* Data listing
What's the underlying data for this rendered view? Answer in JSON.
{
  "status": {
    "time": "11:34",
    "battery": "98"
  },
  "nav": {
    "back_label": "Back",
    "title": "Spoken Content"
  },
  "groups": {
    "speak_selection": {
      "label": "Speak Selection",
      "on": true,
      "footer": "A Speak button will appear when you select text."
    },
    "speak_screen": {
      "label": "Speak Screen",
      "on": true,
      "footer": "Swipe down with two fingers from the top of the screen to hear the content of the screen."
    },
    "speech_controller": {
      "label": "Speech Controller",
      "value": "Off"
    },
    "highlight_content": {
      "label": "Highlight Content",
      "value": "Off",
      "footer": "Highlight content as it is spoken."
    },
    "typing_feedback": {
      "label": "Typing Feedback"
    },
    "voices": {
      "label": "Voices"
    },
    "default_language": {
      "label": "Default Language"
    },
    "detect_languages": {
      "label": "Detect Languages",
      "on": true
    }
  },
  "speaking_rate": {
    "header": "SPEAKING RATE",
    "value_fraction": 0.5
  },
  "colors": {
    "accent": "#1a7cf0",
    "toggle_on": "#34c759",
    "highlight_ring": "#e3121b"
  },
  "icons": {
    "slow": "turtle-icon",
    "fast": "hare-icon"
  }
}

* Exercise
Copy out each line exactly as written.

* Answer to this problem
What's the underlying data for this rendered view? Answer in JSON.
{
  "status": {
    "time": "11:34",
    "battery": "98"
  },
  "nav": {
    "back_label": "Back",
    "title": "Spoken Content"
  },
  "groups": {
    "speak_selection": {
      "label": "Speak Selection",
      "on": true,
      "footer": "A Speak button will appear when you select text."
    },
    "speak_screen": {
      "label": "Speak Screen",
      "on": true,
      "footer": "Swipe down with two fingers from the top of the screen to hear the content of the screen."
    },
    "speech_controller": {
      "label": "Speech Controller",
      "value": "Off"
    },
    "highlight_content": {
      "label": "Highlight Content",
      "value": "Off",
      "footer": "Highlight content as it is spoken."
    },
    "typing_feedback": {
      "label": "Typing Feedback"
    },
    "voices": {
      "label": "Voices"
    },
    "default_language": {
      "label": "Default Language"
    },
    "detect_languages": {
      "label": "Detect Languages",
      "on": true
    }
  },
  "speaking_rate": {
    "header": "SPEAKING RATE",
    "value_fraction": 0.5
  },
  "colors": {
    "accent": "#1a7cf0",
    "toggle_on": "#34c759",
    "highlight_ring": "#e3121b"
  },
  "icons": {
    "slow": "turtle-icon",
    "fast": "hare-icon"
  }
}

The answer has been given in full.